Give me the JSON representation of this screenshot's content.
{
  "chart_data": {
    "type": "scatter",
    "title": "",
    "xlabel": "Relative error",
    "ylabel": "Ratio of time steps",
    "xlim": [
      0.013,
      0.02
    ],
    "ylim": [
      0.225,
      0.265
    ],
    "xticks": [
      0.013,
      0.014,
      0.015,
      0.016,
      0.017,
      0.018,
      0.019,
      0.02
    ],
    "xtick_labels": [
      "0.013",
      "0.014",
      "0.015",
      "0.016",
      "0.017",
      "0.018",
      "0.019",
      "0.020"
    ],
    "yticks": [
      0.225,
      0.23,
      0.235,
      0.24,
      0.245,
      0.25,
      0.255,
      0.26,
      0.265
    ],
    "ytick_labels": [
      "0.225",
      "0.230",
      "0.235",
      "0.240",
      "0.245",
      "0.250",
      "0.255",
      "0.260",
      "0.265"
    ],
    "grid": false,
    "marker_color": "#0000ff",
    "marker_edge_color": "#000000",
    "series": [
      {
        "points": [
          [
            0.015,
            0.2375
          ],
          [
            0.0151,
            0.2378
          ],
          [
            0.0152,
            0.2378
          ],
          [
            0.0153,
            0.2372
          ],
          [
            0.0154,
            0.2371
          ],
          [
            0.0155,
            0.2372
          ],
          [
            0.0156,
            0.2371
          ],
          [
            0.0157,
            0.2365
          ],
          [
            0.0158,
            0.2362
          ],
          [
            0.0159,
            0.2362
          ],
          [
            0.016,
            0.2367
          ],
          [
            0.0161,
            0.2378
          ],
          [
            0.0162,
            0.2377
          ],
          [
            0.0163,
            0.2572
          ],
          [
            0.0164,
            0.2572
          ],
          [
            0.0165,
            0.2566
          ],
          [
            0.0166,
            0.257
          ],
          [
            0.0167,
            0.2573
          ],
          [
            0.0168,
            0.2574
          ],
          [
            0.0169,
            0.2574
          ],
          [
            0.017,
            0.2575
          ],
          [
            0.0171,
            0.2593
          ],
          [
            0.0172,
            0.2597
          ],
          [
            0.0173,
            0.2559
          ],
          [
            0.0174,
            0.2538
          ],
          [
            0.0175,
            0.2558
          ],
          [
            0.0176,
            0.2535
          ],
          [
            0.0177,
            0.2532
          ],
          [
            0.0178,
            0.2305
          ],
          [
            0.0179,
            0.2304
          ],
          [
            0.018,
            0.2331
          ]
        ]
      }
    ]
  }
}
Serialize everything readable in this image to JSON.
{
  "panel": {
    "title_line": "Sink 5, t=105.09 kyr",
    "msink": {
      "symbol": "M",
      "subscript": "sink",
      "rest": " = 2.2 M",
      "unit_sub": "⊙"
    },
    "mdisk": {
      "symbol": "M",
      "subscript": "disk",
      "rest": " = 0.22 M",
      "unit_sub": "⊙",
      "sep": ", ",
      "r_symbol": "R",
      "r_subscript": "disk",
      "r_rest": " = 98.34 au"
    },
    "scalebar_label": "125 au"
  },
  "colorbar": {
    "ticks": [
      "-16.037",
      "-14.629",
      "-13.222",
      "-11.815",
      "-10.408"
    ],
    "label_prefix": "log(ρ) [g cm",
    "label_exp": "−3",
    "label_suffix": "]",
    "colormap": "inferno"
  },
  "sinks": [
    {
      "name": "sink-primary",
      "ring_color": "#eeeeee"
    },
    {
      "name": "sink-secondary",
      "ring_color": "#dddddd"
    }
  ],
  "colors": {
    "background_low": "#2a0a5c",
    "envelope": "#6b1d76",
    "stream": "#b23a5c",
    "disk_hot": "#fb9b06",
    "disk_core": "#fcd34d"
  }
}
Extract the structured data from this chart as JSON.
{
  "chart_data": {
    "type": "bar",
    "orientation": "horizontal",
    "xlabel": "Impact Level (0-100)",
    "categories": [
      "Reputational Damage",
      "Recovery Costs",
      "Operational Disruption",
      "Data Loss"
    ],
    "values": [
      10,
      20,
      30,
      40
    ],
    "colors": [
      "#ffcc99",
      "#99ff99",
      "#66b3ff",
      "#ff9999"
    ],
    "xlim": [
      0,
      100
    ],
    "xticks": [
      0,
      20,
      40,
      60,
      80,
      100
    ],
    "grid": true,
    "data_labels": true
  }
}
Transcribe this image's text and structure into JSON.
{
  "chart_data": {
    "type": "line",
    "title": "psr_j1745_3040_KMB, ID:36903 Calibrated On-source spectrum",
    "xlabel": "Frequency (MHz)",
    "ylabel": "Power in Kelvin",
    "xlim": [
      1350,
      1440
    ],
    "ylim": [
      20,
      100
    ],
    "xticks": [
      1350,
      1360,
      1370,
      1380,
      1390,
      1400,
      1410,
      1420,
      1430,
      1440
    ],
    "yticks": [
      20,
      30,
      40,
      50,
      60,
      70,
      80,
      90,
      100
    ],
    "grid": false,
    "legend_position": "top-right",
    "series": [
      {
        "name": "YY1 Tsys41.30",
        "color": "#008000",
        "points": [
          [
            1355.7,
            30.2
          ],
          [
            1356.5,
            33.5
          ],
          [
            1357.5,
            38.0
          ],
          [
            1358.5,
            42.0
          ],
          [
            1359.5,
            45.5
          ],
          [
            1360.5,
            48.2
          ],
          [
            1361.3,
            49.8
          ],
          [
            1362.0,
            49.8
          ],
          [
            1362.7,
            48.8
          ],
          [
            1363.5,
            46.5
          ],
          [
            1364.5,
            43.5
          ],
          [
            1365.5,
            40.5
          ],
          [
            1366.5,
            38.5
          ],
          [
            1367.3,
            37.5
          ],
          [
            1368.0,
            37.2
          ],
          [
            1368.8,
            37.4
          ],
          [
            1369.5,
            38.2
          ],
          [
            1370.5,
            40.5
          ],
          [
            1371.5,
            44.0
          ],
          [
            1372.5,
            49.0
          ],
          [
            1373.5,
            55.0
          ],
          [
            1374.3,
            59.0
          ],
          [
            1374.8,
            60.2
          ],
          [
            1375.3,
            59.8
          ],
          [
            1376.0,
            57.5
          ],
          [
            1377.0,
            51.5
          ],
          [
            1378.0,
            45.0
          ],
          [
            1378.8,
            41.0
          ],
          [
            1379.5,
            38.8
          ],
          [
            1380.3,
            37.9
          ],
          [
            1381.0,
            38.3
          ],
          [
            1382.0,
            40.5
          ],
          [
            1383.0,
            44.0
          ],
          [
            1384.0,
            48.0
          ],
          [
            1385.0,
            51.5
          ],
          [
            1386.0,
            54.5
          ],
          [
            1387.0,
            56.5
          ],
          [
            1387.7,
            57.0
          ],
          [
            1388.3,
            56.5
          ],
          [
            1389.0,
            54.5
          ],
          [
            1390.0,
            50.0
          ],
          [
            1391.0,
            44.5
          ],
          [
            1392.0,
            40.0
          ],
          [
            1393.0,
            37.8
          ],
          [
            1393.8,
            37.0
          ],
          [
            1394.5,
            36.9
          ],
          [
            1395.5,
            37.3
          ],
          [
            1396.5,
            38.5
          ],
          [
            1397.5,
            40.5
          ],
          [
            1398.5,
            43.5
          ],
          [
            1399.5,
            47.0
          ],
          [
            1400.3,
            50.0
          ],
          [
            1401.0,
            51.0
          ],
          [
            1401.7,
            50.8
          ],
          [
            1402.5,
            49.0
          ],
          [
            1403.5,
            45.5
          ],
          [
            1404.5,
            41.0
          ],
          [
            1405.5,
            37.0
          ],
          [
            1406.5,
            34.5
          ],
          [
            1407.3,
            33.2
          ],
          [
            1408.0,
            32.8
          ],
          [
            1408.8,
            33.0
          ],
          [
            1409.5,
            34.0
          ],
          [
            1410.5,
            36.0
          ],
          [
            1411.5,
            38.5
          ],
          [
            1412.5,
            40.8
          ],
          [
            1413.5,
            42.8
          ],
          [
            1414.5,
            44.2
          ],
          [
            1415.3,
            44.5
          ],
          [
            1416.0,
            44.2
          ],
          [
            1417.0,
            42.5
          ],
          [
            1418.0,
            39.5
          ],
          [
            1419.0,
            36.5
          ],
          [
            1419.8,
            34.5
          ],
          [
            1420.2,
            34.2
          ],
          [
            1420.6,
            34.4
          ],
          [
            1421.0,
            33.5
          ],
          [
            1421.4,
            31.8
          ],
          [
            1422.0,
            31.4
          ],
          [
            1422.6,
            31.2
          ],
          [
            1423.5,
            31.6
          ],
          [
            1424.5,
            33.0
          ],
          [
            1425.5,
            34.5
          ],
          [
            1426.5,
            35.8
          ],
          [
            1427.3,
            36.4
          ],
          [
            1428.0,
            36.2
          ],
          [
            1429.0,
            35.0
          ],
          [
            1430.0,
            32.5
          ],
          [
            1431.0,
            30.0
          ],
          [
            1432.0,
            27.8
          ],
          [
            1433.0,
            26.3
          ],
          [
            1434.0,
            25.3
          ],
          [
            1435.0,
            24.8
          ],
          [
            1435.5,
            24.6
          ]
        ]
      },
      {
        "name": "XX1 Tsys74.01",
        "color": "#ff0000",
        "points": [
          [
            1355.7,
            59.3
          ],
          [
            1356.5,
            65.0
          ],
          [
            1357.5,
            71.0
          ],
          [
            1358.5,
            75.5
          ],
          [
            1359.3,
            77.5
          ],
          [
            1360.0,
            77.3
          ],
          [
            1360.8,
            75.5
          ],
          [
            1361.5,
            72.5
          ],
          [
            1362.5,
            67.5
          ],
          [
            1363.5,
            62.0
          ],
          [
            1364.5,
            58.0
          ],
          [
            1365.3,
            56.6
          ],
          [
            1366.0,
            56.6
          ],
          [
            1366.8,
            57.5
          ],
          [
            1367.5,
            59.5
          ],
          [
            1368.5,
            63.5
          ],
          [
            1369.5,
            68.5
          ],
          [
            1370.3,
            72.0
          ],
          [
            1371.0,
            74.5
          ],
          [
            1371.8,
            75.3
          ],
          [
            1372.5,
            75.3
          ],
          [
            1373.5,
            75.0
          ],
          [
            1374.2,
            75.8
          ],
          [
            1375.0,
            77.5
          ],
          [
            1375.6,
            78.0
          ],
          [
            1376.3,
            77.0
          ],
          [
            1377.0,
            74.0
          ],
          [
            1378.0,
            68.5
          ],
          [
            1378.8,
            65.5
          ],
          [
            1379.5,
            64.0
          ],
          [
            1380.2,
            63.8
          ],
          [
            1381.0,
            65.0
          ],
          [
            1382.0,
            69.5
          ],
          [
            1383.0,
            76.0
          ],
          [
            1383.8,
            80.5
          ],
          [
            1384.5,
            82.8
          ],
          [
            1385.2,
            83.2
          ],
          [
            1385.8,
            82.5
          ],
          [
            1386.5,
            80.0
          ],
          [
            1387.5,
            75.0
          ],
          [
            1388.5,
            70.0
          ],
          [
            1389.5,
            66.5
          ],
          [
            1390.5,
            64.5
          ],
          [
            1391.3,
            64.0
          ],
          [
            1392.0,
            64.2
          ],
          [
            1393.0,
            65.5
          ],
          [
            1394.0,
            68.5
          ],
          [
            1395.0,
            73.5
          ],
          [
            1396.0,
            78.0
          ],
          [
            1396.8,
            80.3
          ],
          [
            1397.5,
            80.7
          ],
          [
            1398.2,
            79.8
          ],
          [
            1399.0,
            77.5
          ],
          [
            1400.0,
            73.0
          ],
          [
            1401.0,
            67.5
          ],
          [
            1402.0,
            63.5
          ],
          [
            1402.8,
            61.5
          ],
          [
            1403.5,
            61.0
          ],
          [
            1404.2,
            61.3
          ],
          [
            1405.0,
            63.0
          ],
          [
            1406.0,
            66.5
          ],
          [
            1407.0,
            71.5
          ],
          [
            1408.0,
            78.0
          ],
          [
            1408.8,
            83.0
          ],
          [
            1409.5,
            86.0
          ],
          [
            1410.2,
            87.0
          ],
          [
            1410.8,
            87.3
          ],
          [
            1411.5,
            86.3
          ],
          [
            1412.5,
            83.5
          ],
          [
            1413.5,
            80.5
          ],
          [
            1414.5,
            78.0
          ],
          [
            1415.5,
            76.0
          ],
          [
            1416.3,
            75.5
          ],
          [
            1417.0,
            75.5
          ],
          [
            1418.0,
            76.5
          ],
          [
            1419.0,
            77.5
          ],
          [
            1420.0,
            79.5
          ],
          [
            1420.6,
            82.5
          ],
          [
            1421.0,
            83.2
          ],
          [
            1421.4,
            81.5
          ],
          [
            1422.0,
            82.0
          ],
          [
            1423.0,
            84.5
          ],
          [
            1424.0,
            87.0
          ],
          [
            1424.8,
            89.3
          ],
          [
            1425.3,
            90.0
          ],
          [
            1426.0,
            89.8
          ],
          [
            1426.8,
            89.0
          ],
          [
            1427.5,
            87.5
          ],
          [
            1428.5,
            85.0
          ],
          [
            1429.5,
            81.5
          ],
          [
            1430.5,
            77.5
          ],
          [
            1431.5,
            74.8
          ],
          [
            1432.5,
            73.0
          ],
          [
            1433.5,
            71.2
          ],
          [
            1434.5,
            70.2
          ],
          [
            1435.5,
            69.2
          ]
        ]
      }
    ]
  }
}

**REQUIREMENT**
Identify and copy all lines with the word "image".

**SOLUTION FOR THIS PROBLEM**
Serialize everything readable in this image to JSON.
Transcribe this image's text and structure into JSON.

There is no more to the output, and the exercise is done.